Após três meses de seca, comunidades como a de Lago Rei, a 120 km de Manaus, comemoram as chuvas que começam a cair

É de manhã e chove forte na comunidade Lago Rei, mas as ribeirinhas que lavam roupa às margens do lago comemoram cada gota de chuva. É um sinal de que a seca dos últimos meses, uma das piores que já se viu nessa região localizada a 120 quilômetros de Manaus, está indo embora e as coisas vão melhorar. "Passamos três meses sem lavar roupa na frente de casa porque até três semanas atrás dava para atravessar o lago a pé. Agora a água já subiu uns 2 metros por causa da chuva", diz uma das lavadeiras, a dona de casa Alice da Silva Mourão, de 57 anos. A alegria é a mesma entre outras 60 famílias que vivem há 30 anos nessa comunidade de Manacapuru. "Nunca vi o lago tão seco, nem vivi um período tão difícil, mas agora Deus está trazendo a chuva", continua Alice, enquanto as netas Andreza, Andréia e Anelane brincam no lago que as chuvas ressuscitaram.

....

▶ [Tarefa proposta 1]: De acordo com o texto sobre a seca em Lago Rei, quanto a água do lago já subiu por causa da chuva?
▶ [Tarefa proposta 2]: Reproduza do texto sobre a seca em Lago Rei o trecho que vai de "É de manhã e" até "as chuvas ressuscitaram.", inclusive.
Os registros vêm de outra fonte.

....

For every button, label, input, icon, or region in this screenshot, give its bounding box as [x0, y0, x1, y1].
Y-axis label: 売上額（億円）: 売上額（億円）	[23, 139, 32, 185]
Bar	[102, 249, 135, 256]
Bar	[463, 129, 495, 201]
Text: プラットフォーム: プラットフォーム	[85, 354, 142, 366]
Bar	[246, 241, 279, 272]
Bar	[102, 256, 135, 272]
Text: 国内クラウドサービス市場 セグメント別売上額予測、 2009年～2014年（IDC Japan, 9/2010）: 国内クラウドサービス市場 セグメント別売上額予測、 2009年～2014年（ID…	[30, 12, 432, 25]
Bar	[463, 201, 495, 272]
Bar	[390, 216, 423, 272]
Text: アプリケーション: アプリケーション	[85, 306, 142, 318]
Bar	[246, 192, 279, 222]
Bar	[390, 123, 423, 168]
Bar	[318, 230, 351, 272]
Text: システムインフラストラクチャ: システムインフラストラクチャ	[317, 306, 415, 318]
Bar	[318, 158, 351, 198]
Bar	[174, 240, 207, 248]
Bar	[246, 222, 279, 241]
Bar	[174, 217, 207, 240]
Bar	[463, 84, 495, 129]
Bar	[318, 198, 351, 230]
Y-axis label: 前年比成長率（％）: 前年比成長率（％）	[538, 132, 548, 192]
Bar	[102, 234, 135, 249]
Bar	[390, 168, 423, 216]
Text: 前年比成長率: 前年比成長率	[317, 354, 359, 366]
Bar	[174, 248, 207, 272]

....

▶ [Resultado do exercício 1]: Uns 2 metros.

▶ [Resultado do exercício 2]:
É de manhã e chove forte na comunidade Lago Rei, mas as ribeirinhas que lavam roupa às margens do lago comemoram cada gota de chuva. É um sinal de que a seca dos últimos meses, uma das piores que já se viu nessa região localizada a 120 quilômetros de Manaus, está indo embora e as coisas vão melhorar. "Passamos três meses sem lavar roupa na frente de casa porque até três semanas atrás dava para atravessar o lago a pé. Agora a água já subiu uns 2 metros por causa da chuva", diz uma das lavadeiras, a dona de casa Alice da Silva Mourão, de 57 anos. A alegria é a mesma entre outras 60 famílias que vivem há 30 anos nessa comunidade de Manacapuru. "Nunca vi o lago tão seco, nem vivi um período tão difícil, mas agora Deus está trazendo a chuva", continua Alice, enquanto as netas Andreza, Andréia e Anelane brincam no lago que as chuvas ressuscitaram.